"""

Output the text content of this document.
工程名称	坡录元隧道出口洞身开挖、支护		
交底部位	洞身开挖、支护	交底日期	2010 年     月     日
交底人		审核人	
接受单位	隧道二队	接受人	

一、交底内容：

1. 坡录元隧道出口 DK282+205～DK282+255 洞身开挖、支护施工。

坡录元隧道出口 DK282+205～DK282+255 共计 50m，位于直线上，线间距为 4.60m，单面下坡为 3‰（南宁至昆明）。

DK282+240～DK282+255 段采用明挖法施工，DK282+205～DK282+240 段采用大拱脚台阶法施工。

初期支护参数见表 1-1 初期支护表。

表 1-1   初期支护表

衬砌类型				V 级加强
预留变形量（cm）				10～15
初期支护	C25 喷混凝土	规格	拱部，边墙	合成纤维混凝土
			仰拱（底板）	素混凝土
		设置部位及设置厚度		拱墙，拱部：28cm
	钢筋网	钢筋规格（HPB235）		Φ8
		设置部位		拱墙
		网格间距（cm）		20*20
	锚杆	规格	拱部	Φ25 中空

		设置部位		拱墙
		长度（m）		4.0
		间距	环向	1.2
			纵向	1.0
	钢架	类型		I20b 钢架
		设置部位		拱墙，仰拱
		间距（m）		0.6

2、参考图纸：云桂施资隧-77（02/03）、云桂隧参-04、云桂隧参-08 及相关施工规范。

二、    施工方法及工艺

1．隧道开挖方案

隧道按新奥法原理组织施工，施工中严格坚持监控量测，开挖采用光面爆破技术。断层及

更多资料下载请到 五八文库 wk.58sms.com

"""

Would you reproduce the material above in full, exactly as given?

Output the text content of this document.
工程名称	坡录元隧道出口洞身开挖、支护		
交底部位	洞身开挖、支护	交底日期	2010 年     月     日
交底人		审核人	
接受单位	隧道二队	接受人	

一、交底内容：

1. 坡录元隧道出口 DK282+205～DK282+255 洞身开挖、支护施工。

坡录元隧道出口 DK282+205～DK282+255 共计 50m，位于直线上，线间距为 4.60m，单面下坡为 3‰（南宁至昆明）。

DK282+240～DK282+255 段采用明挖法施工，DK282+205～DK282+240 段采用大拱脚台阶法施工。

初期支护参数见表 1-1 初期支护表。

表 1-1   初期支护表

衬砌类型				V 级加强
预留变形量（cm）				10～15
初期支护	C25 喷混凝土	规格	拱部，边墙	合成纤维混凝土
			仰拱（底板）	素混凝土
		设置部位及设置厚度		拱墙，拱部：28cm
	钢筋网	钢筋规格（HPB235）		Φ8
		设置部位		拱墙
		网格间距（cm）		20*20
	锚杆	规格	拱部	Φ25 中空

		设置部位		拱墙
		长度（m）		4.0
		间距	环向	1.2
			纵向	1.0
	钢架	类型		I20b 钢架
		设置部位		拱墙，仰拱
		间距（m）		0.6

2、参考图纸：云桂施资隧-77（02/03）、云桂隧参-04、云桂隧参-08 及相关施工规范。

二、    施工方法及工艺

1．隧道开挖方案

隧道按新奥法原理组织施工，施工中严格坚持监控量测，开挖采用光面爆破技术。断层及

更多资料下载请到 五八文库 wk.58sms.com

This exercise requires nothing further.